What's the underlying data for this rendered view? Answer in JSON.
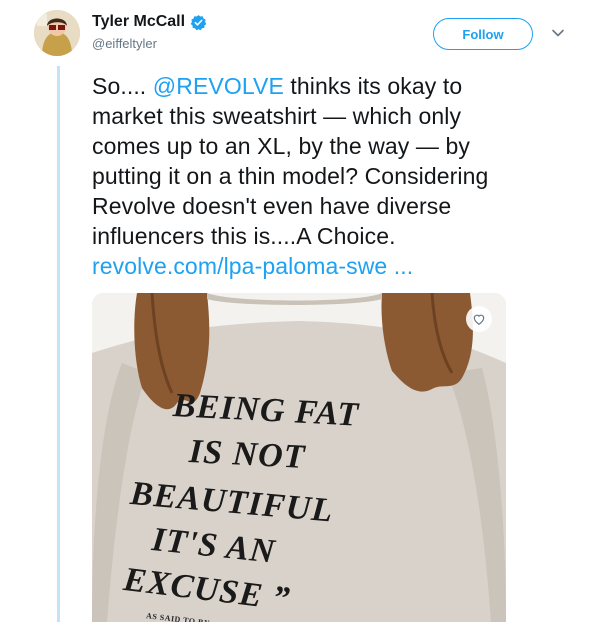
{
  "user": {
    "display_name": "Tyler McCall",
    "handle": "@eiffeltyler",
    "verified": true
  },
  "actions": {
    "follow_label": "Follow"
  },
  "tweet": {
    "lines": [
      {
        "before": "So.... ",
        "mention": "@REVOLVE",
        "after": " thinks its okay to"
      },
      {
        "text": "market this sweatshirt — which only"
      },
      {
        "text": "comes up to an XL, by the way — by"
      },
      {
        "text": "putting it on a thin model? Considering"
      },
      {
        "text": "Revolve doesn't even have diverse"
      },
      {
        "text": "influencers this is....A Choice."
      }
    ],
    "link": "revolve.com/lpa-paloma-swe ..."
  },
  "media": {
    "shirt_lines": [
      "BEING FAT",
      "IS NOT",
      "BEAUTIFUL",
      "IT'S AN",
      "EXCUSE ”"
    ],
    "small_text": "AS SAID TO BY"
  },
  "colors": {
    "accent": "#1da1f2",
    "thread_line": "#c4e4f5",
    "text": "#14171a",
    "muted": "#657786"
  },
  "icons": {
    "verified": "verified-badge-icon",
    "menu": "chevron-down-icon",
    "like": "heart-icon"
  }
}
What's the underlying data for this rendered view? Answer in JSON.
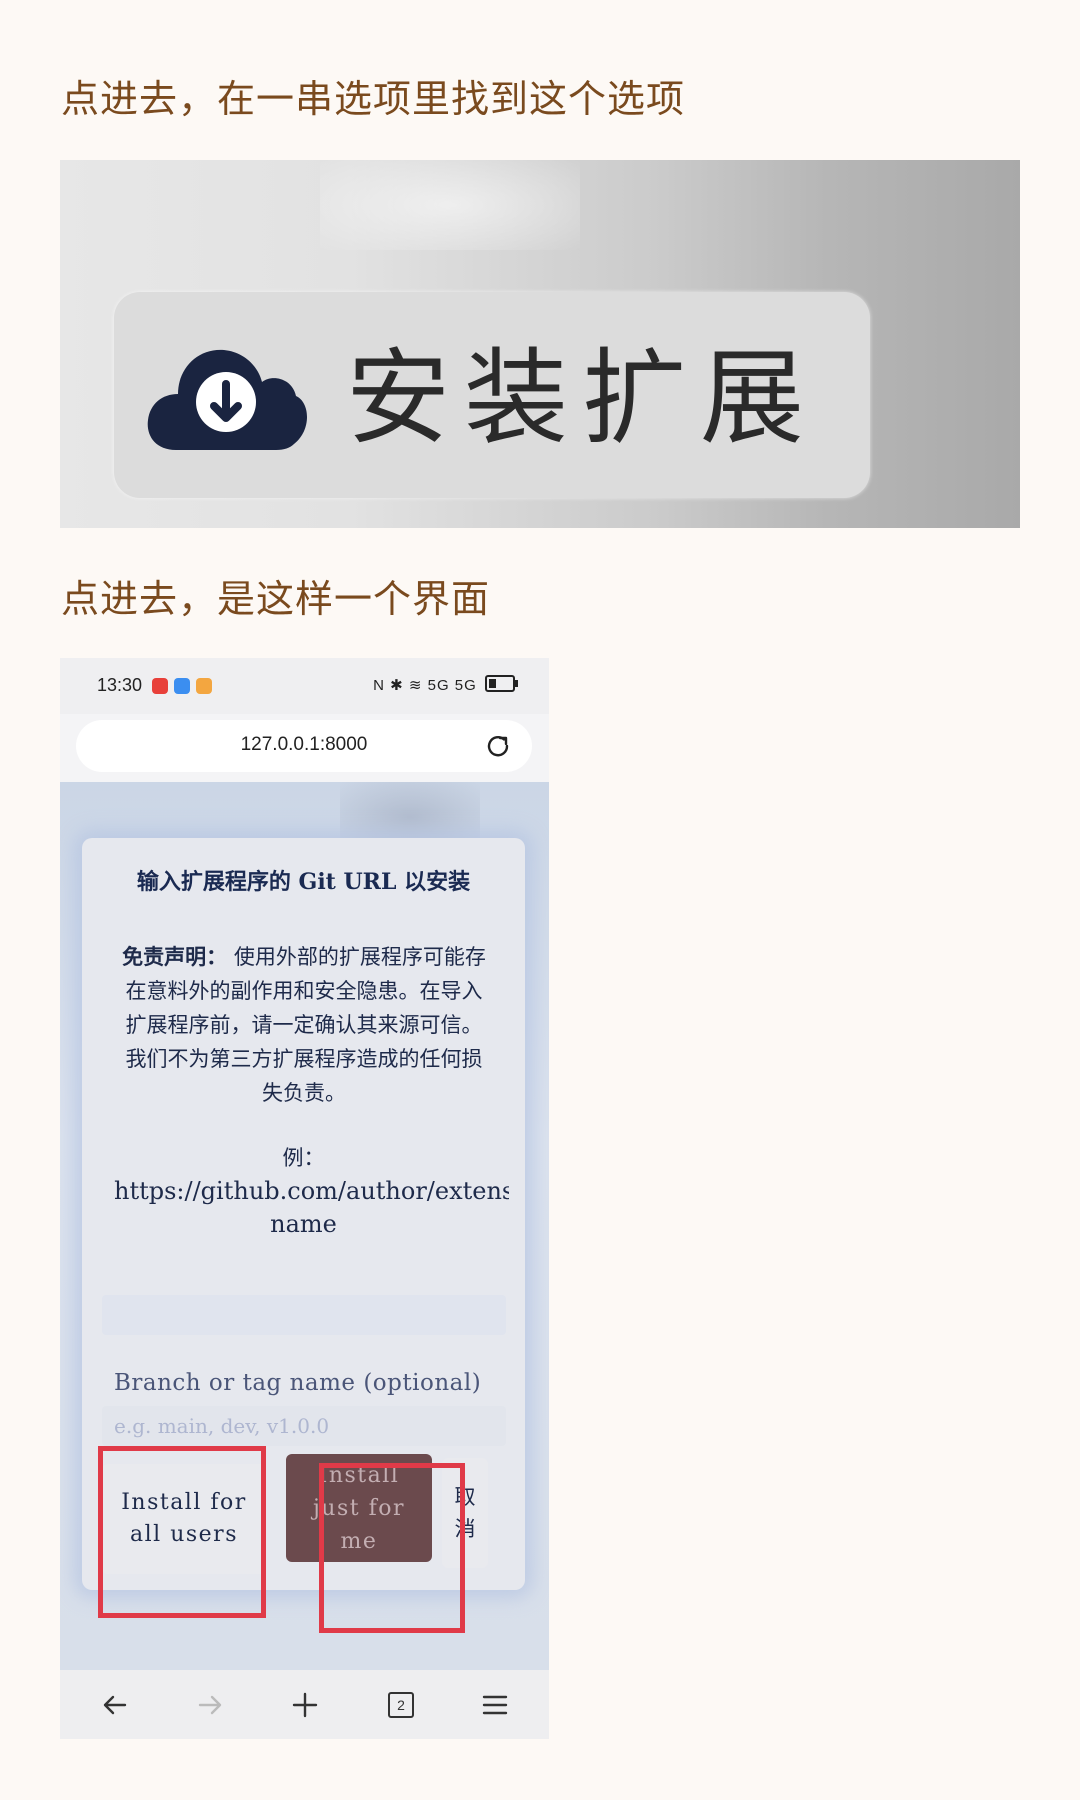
{
  "article": {
    "caption_1": "点进去，在一串选项里找到这个选项",
    "caption_2": "点进去，是这样一个界面"
  },
  "install_button": {
    "label": "安装扩展",
    "icon": "cloud-download-icon",
    "icon_color": "#1a2440"
  },
  "phone": {
    "status_bar": {
      "time": "13:30",
      "right_text": "N ✱ ≋ 5G 5G",
      "app_icon_colors": [
        "#e8403a",
        "#3b8ef0",
        "#f3a640"
      ]
    },
    "url_bar": {
      "url": "127.0.0.1:8000",
      "reload_icon": "reload-icon"
    },
    "dialog": {
      "title": "输入扩展程序的 Git URL 以安装",
      "disclaimer_label": "免责声明：",
      "disclaimer_text": "使用外部的扩展程序可能存在意料外的副作用和安全隐患。在导入扩展程序前，请一定确认其来源可信。我们不为第三方扩展程序造成的任何损失负责。",
      "example_label": "例：",
      "example_url": "https://github.com/author/extension-",
      "example_name": "name",
      "branch_label": "Branch or tag name (optional)",
      "branch_placeholder": "e.g. main, dev, v1.0.0",
      "btn_all_users": "Install for all users",
      "btn_just_me": "Install just for me",
      "btn_cancel": "取消"
    },
    "bottom_nav": {
      "tab_count": "2",
      "icons": [
        "back-arrow-icon",
        "forward-arrow-icon",
        "plus-icon",
        "tabs-icon",
        "menu-icon"
      ]
    },
    "highlight_color": "#e03a48"
  }
}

» INSTRUCTION
Nothing in the entries above should change when they are printed again, except that the pictures are dropped.

» COMPLETED TASK
What's the underlying data for this rendered view? Answer in JSON.
{
  "user": {
    "display_name": "Tyler McCall",
    "handle": "@eiffeltyler",
    "verified": true
  },
  "actions": {
    "follow_label": "Follow"
  },
  "tweet": {
    "lines": [
      {
        "before": "So.... ",
        "mention": "@REVOLVE",
        "after": " thinks its okay to"
      },
      {
        "text": "market this sweatshirt — which only"
      },
      {
        "text": "comes up to an XL, by the way — by"
      },
      {
        "text": "putting it on a thin model? Considering"
      },
      {
        "text": "Revolve doesn't even have diverse"
      },
      {
        "text": "influencers this is....A Choice."
      }
    ],
    "link": "revolve.com/lpa-paloma-swe ..."
  },
  "media": {
    "shirt_lines": [
      "BEING FAT",
      "IS NOT",
      "BEAUTIFUL",
      "IT'S AN",
      "EXCUSE ”"
    ],
    "small_text": "AS SAID TO BY"
  },
  "colors": {
    "accent": "#1da1f2",
    "thread_line": "#c4e4f5",
    "text": "#14171a",
    "muted": "#657786"
  },
  "icons": {
    "verified": "verified-badge-icon",
    "menu": "chevron-down-icon",
    "like": "heart-icon"
  }
}
What's the underlying data for this rendered view? Answer in JSON.
{
  "article": {
    "caption_1": "点进去，在一串选项里找到这个选项",
    "caption_2": "点进去，是这样一个界面"
  },
  "install_button": {
    "label": "安装扩展",
    "icon": "cloud-download-icon",
    "icon_color": "#1a2440"
  },
  "phone": {
    "status_bar": {
      "time": "13:30",
      "right_text": "N ✱ ≋ 5G 5G",
      "app_icon_colors": [
        "#e8403a",
        "#3b8ef0",
        "#f3a640"
      ]
    },
    "url_bar": {
      "url": "127.0.0.1:8000",
      "reload_icon": "reload-icon"
    },
    "dialog": {
      "title": "输入扩展程序的 Git URL 以安装",
      "disclaimer_label": "免责声明：",
      "disclaimer_text": "使用外部的扩展程序可能存在意料外的副作用和安全隐患。在导入扩展程序前，请一定确认其来源可信。我们不为第三方扩展程序造成的任何损失负责。",
      "example_label": "例：",
      "example_url": "https://github.com/author/extension-",
      "example_name": "name",
      "branch_label": "Branch or tag name (optional)",
      "branch_placeholder": "e.g. main, dev, v1.0.0",
      "btn_all_users": "Install for all users",
      "btn_just_me": "Install just for me",
      "btn_cancel": "取消"
    },
    "bottom_nav": {
      "tab_count": "2",
      "icons": [
        "back-arrow-icon",
        "forward-arrow-icon",
        "plus-icon",
        "tabs-icon",
        "menu-icon"
      ]
    },
    "highlight_color": "#e03a48"
  }
}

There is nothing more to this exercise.